Find the lines holding the string "screenshot" in the data, then copy all of them.

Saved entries
+++++

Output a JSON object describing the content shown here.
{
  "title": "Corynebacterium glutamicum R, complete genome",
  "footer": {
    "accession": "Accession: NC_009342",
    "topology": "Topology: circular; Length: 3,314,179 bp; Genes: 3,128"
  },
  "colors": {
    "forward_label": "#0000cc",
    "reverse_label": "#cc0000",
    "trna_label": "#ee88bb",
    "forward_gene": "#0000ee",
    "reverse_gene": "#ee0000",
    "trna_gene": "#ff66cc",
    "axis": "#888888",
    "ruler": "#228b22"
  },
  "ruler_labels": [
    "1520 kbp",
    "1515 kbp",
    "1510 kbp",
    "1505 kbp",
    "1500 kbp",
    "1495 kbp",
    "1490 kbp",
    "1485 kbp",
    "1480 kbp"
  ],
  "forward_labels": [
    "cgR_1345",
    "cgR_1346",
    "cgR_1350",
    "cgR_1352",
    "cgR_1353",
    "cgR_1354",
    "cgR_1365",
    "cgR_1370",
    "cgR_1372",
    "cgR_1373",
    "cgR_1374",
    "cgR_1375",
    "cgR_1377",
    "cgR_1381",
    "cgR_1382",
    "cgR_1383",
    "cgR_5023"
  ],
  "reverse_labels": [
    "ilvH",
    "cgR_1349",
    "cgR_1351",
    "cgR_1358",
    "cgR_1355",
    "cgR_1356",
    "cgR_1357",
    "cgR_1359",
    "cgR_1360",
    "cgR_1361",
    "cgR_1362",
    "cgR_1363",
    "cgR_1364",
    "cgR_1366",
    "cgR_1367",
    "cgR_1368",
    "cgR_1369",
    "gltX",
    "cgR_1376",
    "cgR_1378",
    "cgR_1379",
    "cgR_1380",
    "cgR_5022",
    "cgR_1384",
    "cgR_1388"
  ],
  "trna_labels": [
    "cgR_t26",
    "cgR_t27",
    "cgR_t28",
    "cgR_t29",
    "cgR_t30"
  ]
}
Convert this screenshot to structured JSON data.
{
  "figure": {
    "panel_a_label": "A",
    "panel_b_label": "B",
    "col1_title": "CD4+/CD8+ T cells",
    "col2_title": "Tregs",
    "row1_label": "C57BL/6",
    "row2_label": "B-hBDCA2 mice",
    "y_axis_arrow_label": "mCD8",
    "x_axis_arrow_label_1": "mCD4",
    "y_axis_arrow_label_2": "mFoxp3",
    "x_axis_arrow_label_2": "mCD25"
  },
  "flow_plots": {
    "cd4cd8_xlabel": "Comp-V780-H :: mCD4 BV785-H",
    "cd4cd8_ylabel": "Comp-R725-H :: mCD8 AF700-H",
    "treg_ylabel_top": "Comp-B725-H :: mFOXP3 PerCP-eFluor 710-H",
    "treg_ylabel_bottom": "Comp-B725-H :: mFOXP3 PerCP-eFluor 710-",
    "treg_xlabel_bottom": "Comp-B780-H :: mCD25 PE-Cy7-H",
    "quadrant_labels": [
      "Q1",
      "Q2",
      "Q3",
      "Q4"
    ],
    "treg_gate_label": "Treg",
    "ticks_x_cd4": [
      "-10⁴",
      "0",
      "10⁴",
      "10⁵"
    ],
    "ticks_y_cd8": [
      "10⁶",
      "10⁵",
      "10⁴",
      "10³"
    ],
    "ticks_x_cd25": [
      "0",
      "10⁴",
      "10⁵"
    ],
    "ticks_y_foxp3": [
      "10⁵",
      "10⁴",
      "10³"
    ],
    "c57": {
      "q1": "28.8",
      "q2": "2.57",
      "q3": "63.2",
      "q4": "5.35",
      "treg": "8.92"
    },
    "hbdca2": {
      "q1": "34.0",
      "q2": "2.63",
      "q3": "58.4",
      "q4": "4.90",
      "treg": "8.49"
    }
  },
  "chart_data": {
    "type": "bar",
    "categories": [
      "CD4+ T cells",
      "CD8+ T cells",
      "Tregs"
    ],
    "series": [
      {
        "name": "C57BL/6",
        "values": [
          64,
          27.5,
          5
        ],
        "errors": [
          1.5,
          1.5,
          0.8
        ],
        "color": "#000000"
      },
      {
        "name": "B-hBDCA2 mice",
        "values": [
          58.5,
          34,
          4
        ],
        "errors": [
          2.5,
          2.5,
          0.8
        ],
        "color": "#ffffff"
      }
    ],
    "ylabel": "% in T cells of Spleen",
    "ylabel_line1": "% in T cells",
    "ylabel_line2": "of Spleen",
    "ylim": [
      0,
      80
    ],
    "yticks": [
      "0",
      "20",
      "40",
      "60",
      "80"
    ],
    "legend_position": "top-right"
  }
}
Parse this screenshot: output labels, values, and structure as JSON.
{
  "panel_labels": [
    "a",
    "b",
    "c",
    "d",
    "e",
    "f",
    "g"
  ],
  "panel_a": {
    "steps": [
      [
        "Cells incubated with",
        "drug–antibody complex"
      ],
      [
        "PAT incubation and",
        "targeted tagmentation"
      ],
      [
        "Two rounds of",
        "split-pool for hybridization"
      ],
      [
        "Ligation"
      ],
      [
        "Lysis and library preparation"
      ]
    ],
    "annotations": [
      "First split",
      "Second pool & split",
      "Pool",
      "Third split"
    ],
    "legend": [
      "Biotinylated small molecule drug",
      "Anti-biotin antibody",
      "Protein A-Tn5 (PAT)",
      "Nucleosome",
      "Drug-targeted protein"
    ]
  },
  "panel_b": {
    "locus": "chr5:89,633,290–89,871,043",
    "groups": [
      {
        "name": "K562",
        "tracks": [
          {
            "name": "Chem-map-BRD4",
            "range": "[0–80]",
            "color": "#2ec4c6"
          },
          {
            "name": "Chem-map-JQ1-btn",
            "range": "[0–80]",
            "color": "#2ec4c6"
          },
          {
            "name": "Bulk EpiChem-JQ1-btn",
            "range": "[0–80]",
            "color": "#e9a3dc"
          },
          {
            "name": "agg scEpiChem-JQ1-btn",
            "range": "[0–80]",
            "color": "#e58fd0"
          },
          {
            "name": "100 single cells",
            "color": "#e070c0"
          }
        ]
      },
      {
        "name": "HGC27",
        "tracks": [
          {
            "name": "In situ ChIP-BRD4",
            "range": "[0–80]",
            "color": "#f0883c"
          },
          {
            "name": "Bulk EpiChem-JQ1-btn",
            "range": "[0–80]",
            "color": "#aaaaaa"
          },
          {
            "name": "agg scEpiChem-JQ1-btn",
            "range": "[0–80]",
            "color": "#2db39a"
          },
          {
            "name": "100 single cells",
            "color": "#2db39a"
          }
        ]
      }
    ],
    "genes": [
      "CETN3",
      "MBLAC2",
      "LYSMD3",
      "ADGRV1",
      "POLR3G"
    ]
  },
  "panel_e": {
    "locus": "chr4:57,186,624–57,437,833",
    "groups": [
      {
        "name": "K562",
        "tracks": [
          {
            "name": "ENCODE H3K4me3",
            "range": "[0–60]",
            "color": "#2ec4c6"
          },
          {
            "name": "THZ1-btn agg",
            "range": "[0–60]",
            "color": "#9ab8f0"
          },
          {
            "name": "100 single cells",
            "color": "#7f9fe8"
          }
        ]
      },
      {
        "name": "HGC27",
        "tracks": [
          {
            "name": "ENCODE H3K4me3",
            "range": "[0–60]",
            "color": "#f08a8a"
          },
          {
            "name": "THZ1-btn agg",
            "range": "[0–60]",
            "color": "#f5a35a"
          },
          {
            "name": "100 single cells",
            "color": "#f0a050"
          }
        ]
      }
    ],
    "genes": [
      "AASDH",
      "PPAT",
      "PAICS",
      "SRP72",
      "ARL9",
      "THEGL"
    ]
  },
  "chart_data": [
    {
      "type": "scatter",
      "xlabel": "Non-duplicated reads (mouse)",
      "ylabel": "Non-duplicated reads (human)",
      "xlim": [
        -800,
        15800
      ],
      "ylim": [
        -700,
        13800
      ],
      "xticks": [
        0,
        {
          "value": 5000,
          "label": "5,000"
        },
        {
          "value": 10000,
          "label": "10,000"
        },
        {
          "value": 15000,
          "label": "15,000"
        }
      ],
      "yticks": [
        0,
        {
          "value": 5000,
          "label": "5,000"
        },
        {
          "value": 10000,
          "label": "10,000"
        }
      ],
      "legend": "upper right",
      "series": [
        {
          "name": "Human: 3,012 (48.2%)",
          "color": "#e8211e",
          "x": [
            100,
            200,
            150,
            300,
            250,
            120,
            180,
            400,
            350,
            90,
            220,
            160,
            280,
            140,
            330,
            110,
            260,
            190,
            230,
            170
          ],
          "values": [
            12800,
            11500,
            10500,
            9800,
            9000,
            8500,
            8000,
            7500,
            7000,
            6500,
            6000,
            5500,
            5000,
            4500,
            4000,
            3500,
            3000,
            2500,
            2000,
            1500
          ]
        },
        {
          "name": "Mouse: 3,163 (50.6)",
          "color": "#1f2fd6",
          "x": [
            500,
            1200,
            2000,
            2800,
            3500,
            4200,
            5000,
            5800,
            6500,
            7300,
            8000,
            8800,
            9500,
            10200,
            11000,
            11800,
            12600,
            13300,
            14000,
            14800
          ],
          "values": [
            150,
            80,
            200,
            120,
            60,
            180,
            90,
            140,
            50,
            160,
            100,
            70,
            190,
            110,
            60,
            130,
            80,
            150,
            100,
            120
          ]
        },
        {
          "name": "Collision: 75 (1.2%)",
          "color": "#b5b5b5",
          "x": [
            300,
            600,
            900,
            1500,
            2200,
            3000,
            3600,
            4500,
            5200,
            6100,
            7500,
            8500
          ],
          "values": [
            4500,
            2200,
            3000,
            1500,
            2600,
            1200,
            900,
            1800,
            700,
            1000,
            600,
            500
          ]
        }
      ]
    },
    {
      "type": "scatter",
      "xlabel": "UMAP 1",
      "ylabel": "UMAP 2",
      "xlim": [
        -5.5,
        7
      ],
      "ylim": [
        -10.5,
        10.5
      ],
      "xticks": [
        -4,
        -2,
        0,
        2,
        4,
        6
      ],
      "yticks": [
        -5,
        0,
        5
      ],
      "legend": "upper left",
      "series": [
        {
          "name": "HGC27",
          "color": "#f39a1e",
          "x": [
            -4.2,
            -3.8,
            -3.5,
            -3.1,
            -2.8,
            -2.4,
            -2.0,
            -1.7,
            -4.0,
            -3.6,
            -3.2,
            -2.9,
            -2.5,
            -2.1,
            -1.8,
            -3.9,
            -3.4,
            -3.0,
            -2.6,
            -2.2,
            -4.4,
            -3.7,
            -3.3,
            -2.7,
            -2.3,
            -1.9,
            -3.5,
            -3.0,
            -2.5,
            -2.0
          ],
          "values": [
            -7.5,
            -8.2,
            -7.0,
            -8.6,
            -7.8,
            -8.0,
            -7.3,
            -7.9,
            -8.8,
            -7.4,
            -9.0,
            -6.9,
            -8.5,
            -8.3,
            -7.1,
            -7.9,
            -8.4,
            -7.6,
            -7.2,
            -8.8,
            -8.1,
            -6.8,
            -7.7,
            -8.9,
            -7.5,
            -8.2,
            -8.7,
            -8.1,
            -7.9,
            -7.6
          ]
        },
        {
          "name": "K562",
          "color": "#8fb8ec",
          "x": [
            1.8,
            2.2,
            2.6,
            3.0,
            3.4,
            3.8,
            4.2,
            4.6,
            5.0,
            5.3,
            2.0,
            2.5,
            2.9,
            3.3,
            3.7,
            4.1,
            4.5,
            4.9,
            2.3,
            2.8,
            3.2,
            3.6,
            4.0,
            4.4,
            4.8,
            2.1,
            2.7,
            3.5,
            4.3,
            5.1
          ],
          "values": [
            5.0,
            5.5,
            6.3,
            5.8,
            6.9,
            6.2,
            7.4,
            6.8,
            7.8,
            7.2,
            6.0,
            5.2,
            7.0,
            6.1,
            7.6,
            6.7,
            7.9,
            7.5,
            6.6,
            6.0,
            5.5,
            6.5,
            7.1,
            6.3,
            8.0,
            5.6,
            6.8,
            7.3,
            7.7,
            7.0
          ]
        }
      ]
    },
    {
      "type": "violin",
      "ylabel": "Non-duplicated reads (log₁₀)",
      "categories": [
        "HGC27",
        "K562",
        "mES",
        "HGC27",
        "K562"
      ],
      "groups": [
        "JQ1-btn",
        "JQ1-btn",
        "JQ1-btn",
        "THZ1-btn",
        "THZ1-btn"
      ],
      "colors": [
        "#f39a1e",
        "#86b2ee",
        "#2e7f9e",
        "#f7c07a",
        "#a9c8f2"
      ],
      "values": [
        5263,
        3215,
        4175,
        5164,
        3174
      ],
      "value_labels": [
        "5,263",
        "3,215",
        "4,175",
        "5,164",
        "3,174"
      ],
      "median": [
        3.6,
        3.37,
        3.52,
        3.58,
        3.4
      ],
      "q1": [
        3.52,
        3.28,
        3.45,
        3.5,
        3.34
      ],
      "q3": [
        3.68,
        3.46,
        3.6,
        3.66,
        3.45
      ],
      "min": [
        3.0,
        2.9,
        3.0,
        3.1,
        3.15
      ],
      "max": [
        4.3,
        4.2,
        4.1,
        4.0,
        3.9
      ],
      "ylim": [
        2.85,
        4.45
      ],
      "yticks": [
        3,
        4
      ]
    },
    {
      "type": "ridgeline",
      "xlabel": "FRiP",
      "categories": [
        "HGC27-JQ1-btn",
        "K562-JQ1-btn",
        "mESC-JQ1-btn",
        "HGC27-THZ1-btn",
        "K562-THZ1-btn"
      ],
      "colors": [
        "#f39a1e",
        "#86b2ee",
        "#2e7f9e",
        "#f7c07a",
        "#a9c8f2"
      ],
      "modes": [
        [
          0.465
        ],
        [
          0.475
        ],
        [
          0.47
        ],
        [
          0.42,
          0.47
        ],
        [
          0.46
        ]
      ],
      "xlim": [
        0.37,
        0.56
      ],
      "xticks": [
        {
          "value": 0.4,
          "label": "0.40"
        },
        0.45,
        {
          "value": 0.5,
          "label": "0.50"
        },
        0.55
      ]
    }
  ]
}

+++++

**Worked solution**
Convert this screenshot to structured JSON data.
Parse this screenshot: output labels, values, and structure as JSON.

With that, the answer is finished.